SET EXERCISE
Every entry that follows needs to be repeated exactly.

DATASET EXTRACT
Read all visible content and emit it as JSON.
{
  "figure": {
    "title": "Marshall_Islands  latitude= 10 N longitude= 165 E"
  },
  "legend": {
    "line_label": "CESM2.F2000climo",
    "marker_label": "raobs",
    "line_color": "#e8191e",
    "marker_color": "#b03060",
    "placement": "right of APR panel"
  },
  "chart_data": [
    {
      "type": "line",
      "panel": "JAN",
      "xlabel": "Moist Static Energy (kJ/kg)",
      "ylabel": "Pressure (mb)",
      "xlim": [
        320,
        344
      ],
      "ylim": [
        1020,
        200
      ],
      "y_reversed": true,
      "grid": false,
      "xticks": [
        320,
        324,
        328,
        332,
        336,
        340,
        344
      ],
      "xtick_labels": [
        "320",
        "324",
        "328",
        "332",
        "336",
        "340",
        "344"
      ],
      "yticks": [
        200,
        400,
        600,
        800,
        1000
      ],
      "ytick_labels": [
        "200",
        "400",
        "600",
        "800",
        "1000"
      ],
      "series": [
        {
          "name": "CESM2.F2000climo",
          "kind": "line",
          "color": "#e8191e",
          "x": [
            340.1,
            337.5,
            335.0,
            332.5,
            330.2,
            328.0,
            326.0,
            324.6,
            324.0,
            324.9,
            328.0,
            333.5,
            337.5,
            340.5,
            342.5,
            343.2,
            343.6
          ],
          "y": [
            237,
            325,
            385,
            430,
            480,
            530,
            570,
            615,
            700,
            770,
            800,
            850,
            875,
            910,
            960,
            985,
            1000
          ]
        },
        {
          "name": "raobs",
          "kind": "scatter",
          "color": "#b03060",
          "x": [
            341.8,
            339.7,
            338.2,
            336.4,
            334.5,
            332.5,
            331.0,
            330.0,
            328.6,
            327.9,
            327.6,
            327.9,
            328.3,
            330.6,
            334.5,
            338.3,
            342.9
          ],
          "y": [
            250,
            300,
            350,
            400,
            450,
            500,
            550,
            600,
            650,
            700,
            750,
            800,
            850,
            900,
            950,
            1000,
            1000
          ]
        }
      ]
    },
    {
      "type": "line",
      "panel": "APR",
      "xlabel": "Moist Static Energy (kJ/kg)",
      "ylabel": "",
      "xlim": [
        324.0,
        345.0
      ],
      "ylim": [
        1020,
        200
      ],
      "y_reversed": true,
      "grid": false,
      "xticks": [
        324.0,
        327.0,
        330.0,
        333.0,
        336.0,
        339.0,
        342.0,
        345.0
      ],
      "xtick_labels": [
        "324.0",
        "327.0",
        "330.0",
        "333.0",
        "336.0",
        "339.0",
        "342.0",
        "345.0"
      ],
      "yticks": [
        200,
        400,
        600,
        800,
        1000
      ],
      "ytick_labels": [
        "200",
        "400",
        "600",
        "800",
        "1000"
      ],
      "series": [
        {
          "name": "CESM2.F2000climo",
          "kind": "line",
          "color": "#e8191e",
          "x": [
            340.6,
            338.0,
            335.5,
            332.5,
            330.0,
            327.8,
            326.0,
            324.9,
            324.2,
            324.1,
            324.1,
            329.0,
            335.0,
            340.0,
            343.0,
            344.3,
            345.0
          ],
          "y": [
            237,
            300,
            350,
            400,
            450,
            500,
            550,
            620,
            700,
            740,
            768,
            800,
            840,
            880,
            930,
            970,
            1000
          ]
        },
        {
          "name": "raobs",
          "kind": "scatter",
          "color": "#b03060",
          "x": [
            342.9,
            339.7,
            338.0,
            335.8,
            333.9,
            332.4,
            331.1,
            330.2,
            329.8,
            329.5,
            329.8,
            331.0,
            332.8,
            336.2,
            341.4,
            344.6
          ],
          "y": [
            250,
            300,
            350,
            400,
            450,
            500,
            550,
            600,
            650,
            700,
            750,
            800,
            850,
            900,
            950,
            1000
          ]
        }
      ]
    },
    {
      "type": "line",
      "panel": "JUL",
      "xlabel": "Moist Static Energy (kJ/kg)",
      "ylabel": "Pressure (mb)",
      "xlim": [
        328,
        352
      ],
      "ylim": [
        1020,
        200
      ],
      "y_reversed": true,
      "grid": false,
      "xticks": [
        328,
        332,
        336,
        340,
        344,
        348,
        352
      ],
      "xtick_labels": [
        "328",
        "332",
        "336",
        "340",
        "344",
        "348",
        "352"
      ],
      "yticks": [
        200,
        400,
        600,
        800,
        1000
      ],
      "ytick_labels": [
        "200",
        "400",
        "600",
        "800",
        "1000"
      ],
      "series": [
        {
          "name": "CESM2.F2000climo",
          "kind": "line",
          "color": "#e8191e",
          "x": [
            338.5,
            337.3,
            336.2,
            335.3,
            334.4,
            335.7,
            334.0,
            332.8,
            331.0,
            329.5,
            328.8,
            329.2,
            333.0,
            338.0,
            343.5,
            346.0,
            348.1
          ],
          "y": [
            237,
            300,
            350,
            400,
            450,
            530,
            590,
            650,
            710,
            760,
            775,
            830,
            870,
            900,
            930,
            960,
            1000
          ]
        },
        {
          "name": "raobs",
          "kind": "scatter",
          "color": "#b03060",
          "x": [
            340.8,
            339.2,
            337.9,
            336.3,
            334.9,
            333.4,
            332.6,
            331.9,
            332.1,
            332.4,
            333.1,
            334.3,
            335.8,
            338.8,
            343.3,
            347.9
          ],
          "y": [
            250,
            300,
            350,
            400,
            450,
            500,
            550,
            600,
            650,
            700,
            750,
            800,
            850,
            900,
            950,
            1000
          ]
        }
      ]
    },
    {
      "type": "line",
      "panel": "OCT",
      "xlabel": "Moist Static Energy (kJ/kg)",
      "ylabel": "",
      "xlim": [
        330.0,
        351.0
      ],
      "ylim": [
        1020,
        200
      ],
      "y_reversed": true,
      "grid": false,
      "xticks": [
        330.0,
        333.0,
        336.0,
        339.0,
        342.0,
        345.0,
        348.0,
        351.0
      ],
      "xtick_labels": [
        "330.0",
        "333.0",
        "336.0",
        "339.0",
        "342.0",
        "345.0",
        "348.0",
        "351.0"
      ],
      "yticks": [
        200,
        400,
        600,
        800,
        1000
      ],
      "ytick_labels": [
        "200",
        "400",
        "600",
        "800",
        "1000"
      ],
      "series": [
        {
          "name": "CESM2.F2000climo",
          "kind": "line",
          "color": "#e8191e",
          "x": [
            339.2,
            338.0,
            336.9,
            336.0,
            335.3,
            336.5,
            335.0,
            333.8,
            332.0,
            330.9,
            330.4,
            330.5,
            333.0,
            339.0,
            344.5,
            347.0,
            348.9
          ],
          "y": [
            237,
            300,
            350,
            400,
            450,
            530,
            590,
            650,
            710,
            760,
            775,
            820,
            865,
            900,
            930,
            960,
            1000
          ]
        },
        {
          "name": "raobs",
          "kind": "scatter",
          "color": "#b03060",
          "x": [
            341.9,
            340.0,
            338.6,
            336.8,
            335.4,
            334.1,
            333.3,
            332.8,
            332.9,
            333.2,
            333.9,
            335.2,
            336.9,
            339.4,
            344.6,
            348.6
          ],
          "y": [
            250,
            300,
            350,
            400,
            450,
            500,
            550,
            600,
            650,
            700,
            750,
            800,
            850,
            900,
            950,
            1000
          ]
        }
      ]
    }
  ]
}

CORRECT RESPONSE
Read all visible content and emit it as JSON.
{
  "figure": {
    "title": "Marshall_Islands  latitude= 10 N longitude= 165 E"
  },
  "legend": {
    "line_label": "CESM2.F2000climo",
    "marker_label": "raobs",
    "line_color": "#e8191e",
    "marker_color": "#b03060",
    "placement": "right of APR panel"
  },
  "chart_data": [
    {
      "type": "line",
      "panel": "JAN",
      "xlabel": "Moist Static Energy (kJ/kg)",
      "ylabel": "Pressure (mb)",
      "xlim": [
        320,
        344
      ],
      "ylim": [
        1020,
        200
      ],
      "y_reversed": true,
      "grid": false,
      "xticks": [
        320,
        324,
        328,
        332,
        336,
        340,
        344
      ],
      "xtick_labels": [
        "320",
        "324",
        "328",
        "332",
        "336",
        "340",
        "344"
      ],
      "yticks": [
        200,
        400,
        600,
        800,
        1000
      ],
      "ytick_labels": [
        "200",
        "400",
        "600",
        "800",
        "1000"
      ],
      "series": [
        {
          "name": "CESM2.F2000climo",
          "kind": "line",
          "color": "#e8191e",
          "x": [
            340.1,
            337.5,
            335.0,
            332.5,
            330.2,
            328.0,
            326.0,
            324.6,
            324.0,
            324.9,
            328.0,
            333.5,
            337.5,
            340.5,
            342.5,
            343.2,
            343.6
          ],
          "y": [
            237,
            325,
            385,
            430,
            480,
            530,
            570,
            615,
            700,
            770,
            800,
            850,
            875,
            910,
            960,
            985,
            1000
          ]
        },
        {
          "name": "raobs",
          "kind": "scatter",
          "color": "#b03060",
          "x": [
            341.8,
            339.7,
            338.2,
            336.4,
            334.5,
            332.5,
            331.0,
            330.0,
            328.6,
            327.9,
            327.6,
            327.9,
            328.3,
            330.6,
            334.5,
            338.3,
            342.9
          ],
          "y": [
            250,
            300,
            350,
            400,
            450,
            500,
            550,
            600,
            650,
            700,
            750,
            800,
            850,
            900,
            950,
            1000,
            1000
          ]
        }
      ]
    },
    {
      "type": "line",
      "panel": "APR",
      "xlabel": "Moist Static Energy (kJ/kg)",
      "ylabel": "",
      "xlim": [
        324.0,
        345.0
      ],
      "ylim": [
        1020,
        200
      ],
      "y_reversed": true,
      "grid": false,
      "xticks": [
        324.0,
        327.0,
        330.0,
        333.0,
        336.0,
        339.0,
        342.0,
        345.0
      ],
      "xtick_labels": [
        "324.0",
        "327.0",
        "330.0",
        "333.0",
        "336.0",
        "339.0",
        "342.0",
        "345.0"
      ],
      "yticks": [
        200,
        400,
        600,
        800,
        1000
      ],
      "ytick_labels": [
        "200",
        "400",
        "600",
        "800",
        "1000"
      ],
      "series": [
        {
          "name": "CESM2.F2000climo",
          "kind": "line",
          "color": "#e8191e",
          "x": [
            340.6,
            338.0,
            335.5,
            332.5,
            330.0,
            327.8,
            326.0,
            324.9,
            324.2,
            324.1,
            324.1,
            329.0,
            335.0,
            340.0,
            343.0,
            344.3,
            345.0
          ],
          "y": [
            237,
            300,
            350,
            400,
            450,
            500,
            550,
            620,
            700,
            740,
            768,
            800,
            840,
            880,
            930,
            970,
            1000
          ]
        },
        {
          "name": "raobs",
          "kind": "scatter",
          "color": "#b03060",
          "x": [
            342.9,
            339.7,
            338.0,
            335.8,
            333.9,
            332.4,
            331.1,
            330.2,
            329.8,
            329.5,
            329.8,
            331.0,
            332.8,
            336.2,
            341.4,
            344.6
          ],
          "y": [
            250,
            300,
            350,
            400,
            450,
            500,
            550,
            600,
            650,
            700,
            750,
            800,
            850,
            900,
            950,
            1000
          ]
        }
      ]
    },
    {
      "type": "line",
      "panel": "JUL",
      "xlabel": "Moist Static Energy (kJ/kg)",
      "ylabel": "Pressure (mb)",
      "xlim": [
        328,
        352
      ],
      "ylim": [
        1020,
        200
      ],
      "y_reversed": true,
      "grid": false,
      "xticks": [
        328,
        332,
        336,
        340,
        344,
        348,
        352
      ],
      "xtick_labels": [
        "328",
        "332",
        "336",
        "340",
        "344",
        "348",
        "352"
      ],
      "yticks": [
        200,
        400,
        600,
        800,
        1000
      ],
      "ytick_labels": [
        "200",
        "400",
        "600",
        "800",
        "1000"
      ],
      "series": [
        {
          "name": "CESM2.F2000climo",
          "kind": "line",
          "color": "#e8191e",
          "x": [
            338.5,
            337.3,
            336.2,
            335.3,
            334.4,
            335.7,
            334.0,
            332.8,
            331.0,
            329.5,
            328.8,
            329.2,
            333.0,
            338.0,
            343.5,
            346.0,
            348.1
          ],
          "y": [
            237,
            300,
            350,
            400,
            450,
            530,
            590,
            650,
            710,
            760,
            775,
            830,
            870,
            900,
            930,
            960,
            1000
          ]
        },
        {
          "name": "raobs",
          "kind": "scatter",
          "color": "#b03060",
          "x": [
            340.8,
            339.2,
            337.9,
            336.3,
            334.9,
            333.4,
            332.6,
            331.9,
            332.1,
            332.4,
            333.1,
            334.3,
            335.8,
            338.8,
            343.3,
            347.9
          ],
          "y": [
            250,
            300,
            350,
            400,
            450,
            500,
            550,
            600,
            650,
            700,
            750,
            800,
            850,
            900,
            950,
            1000
          ]
        }
      ]
    },
    {
      "type": "line",
      "panel": "OCT",
      "xlabel": "Moist Static Energy (kJ/kg)",
      "ylabel": "",
      "xlim": [
        330.0,
        351.0
      ],
      "ylim": [
        1020,
        200
      ],
      "y_reversed": true,
      "grid": false,
      "xticks": [
        330.0,
        333.0,
        336.0,
        339.0,
        342.0,
        345.0,
        348.0,
        351.0
      ],
      "xtick_labels": [
        "330.0",
        "333.0",
        "336.0",
        "339.0",
        "342.0",
        "345.0",
        "348.0",
        "351.0"
      ],
      "yticks": [
        200,
        400,
        600,
        800,
        1000
      ],
      "ytick_labels": [
        "200",
        "400",
        "600",
        "800",
        "1000"
      ],
      "series": [
        {
          "name": "CESM2.F2000climo",
          "kind": "line",
          "color": "#e8191e",
          "x": [
            339.2,
            338.0,
            336.9,
            336.0,
            335.3,
            336.5,
            335.0,
            333.8,
            332.0,
            330.9,
            330.4,
            330.5,
            333.0,
            339.0,
            344.5,
            347.0,
            348.9
          ],
          "y": [
            237,
            300,
            350,
            400,
            450,
            530,
            590,
            650,
            710,
            760,
            775,
            820,
            865,
            900,
            930,
            960,
            1000
          ]
        },
        {
          "name": "raobs",
          "kind": "scatter",
          "color": "#b03060",
          "x": [
            341.9,
            340.0,
            338.6,
            336.8,
            335.4,
            334.1,
            333.3,
            332.8,
            332.9,
            333.2,
            333.9,
            335.2,
            336.9,
            339.4,
            344.6,
            348.6
          ],
          "y": [
            250,
            300,
            350,
            400,
            450,
            500,
            550,
            600,
            650,
            700,
            750,
            800,
            850,
            900,
            950,
            1000
          ]
        }
      ]
    }
  ]
}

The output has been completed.